__Exercise__: Substitute "bounding box" for "bbox" throughout the rows below and reproduce them with nothing else changed. Omit the pictures from your answer.

======== Data excerpts ========

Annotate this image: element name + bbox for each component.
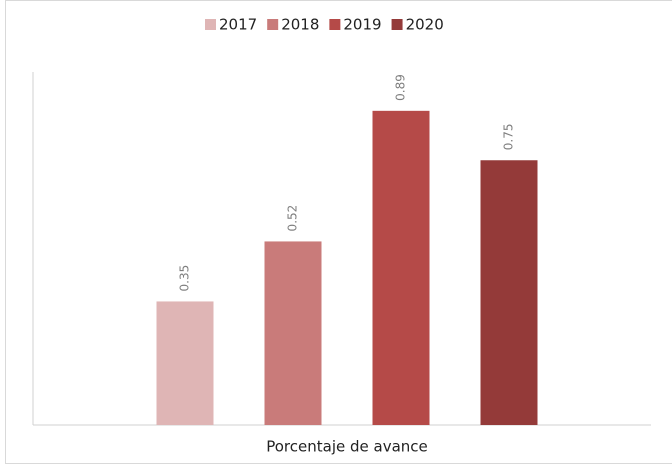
legend-label: 2019 <box>343 16 381 34</box>
bar <box>156 301 214 425</box>
data-label: 0.35 <box>178 265 192 292</box>
data-label: 0.75 <box>502 124 516 151</box>
legend-swatch <box>205 19 216 30</box>
bar <box>372 110 430 425</box>
bar <box>480 160 538 425</box>
legend-label: 2017 <box>219 16 257 34</box>
legend-swatch <box>267 19 279 30</box>
data-label: 0.89 <box>394 74 408 101</box>
x-tick-label: Porcentaje de avance <box>266 438 428 456</box>
legend-swatch <box>329 19 341 30</box>
data-label: 0.52 <box>286 205 300 232</box>
legend-label: 2018 <box>281 16 319 34</box>
bar <box>264 241 322 425</box>
legend-swatch <box>391 19 403 30</box>
chart-border <box>5 0 672 464</box>
legend-label: 2020 <box>406 16 444 34</box>
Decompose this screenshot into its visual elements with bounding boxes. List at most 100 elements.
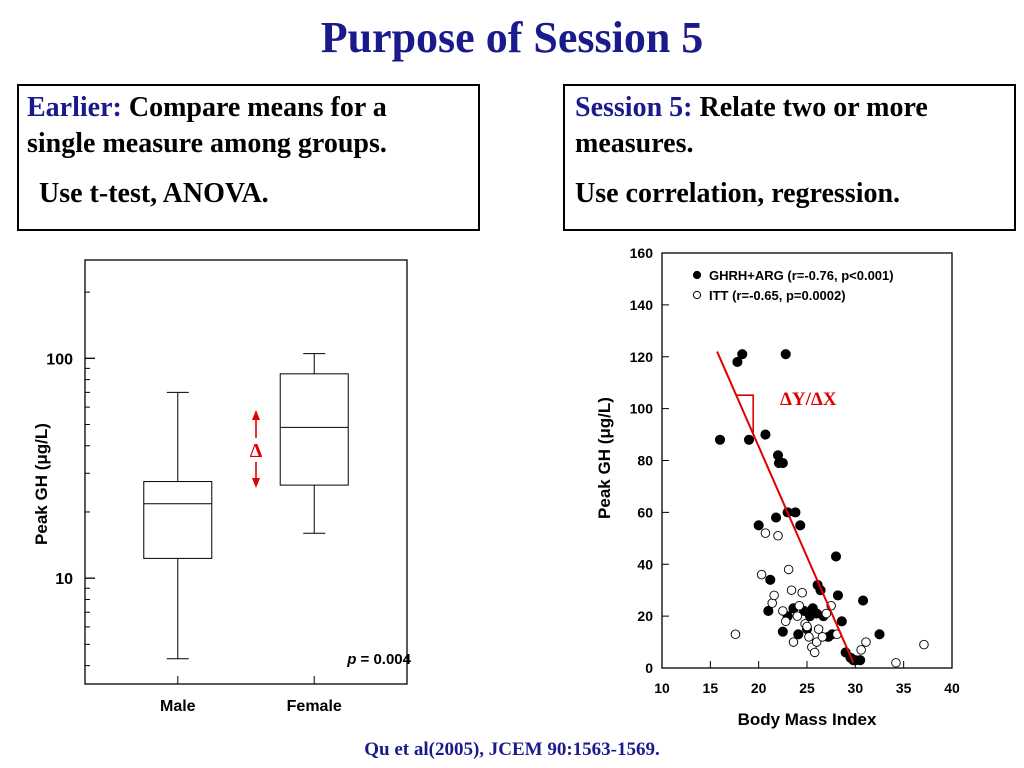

========

__Answer to this task__:
Annotate this image: element name + bounding box for each component.
legend-label: 2019 <box>343 16 381 34</box>
bar <box>156 301 214 425</box>
data-label: 0.35 <box>178 265 192 292</box>
data-label: 0.75 <box>502 124 516 151</box>
legend-swatch <box>205 19 216 30</box>
bar <box>372 110 430 425</box>
bar <box>480 160 538 425</box>
legend-label: 2017 <box>219 16 257 34</box>
legend-swatch <box>267 19 279 30</box>
data-label: 0.89 <box>394 74 408 101</box>
x-tick-label: Porcentaje de avance <box>266 438 428 456</box>
legend-swatch <box>329 19 341 30</box>
data-label: 0.52 <box>286 205 300 232</box>
legend-label: 2018 <box>281 16 319 34</box>
bar <box>264 241 322 425</box>
legend-swatch <box>391 19 403 30</box>
chart-border <box>5 0 672 464</box>
legend-label: 2020 <box>406 16 444 34</box>
Decompose this screenshot into its visual elements with bounding boxes. List at most 100 elements.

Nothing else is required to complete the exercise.